§ **Given records**:
* * *

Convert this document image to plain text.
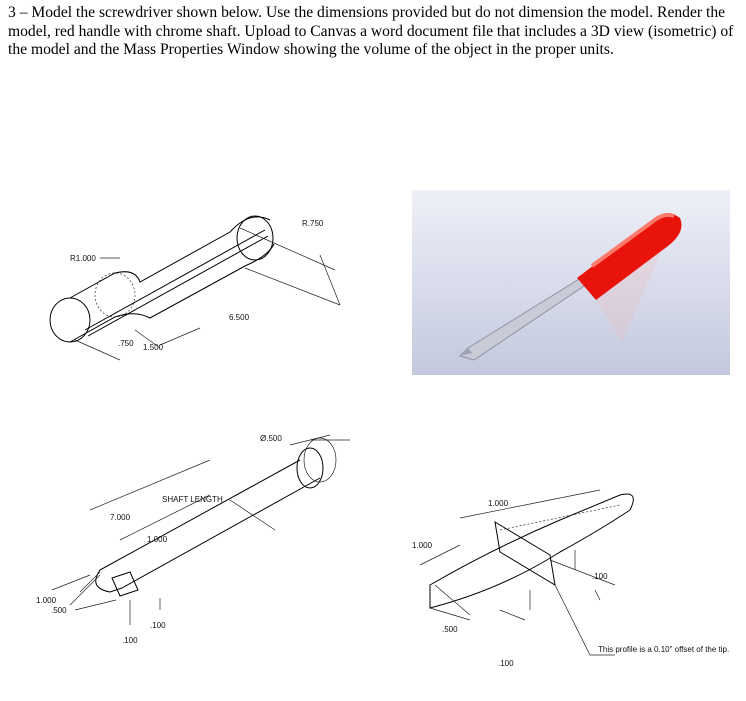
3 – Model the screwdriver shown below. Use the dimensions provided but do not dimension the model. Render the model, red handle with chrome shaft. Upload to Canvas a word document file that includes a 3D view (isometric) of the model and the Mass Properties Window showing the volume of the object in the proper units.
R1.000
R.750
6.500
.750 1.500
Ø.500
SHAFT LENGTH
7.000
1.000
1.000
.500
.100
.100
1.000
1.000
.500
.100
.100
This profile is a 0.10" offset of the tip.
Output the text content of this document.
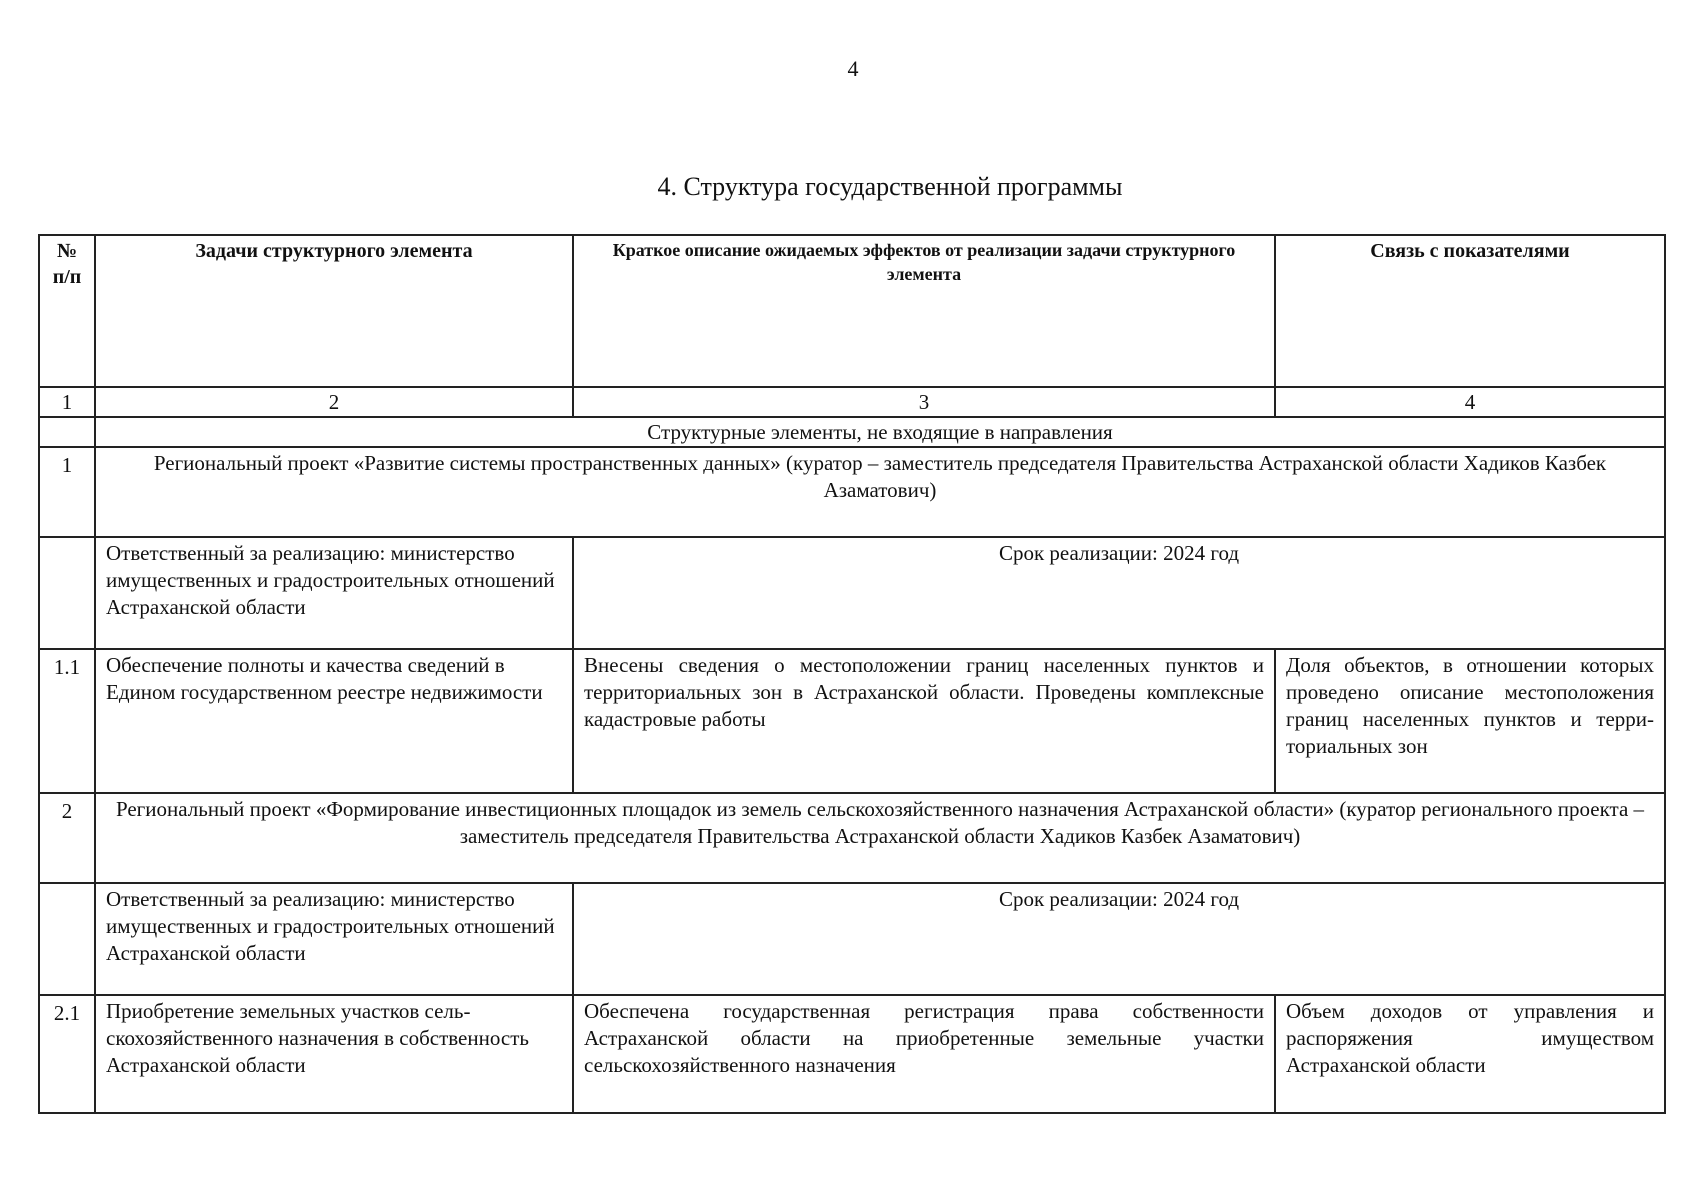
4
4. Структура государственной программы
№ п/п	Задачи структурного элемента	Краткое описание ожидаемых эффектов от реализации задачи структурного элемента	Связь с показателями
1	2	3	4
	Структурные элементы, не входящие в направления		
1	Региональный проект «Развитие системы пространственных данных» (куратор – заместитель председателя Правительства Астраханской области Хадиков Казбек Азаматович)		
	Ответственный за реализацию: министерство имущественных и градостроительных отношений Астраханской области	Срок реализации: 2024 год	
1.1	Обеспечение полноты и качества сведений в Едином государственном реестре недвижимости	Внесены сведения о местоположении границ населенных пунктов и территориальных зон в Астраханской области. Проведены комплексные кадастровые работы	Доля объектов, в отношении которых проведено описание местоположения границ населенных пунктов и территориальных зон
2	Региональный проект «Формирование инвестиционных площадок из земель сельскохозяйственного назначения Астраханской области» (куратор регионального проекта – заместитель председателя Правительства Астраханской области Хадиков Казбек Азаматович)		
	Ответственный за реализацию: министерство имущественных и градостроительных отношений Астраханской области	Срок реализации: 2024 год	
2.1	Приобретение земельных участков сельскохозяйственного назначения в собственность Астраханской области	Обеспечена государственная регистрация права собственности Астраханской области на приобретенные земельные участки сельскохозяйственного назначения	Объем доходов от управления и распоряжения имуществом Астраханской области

* * *

§ **Your goal**:
Show every line where the string "заместитель" appears.

§ **Result of this exercise**:
1	Региональный проект «Развитие системы пространственных данных» (куратор – заместитель председателя Правительства Астраханской области Хадиков Казбек Азаматович)		
2	Региональный проект «Формирование инвестиционных площадок из земель сельскохозяйственного назначения Астраханской области» (куратор регионального проекта – заместитель председателя Правительства Астраханской области Хадиков Казбек Азаматович)		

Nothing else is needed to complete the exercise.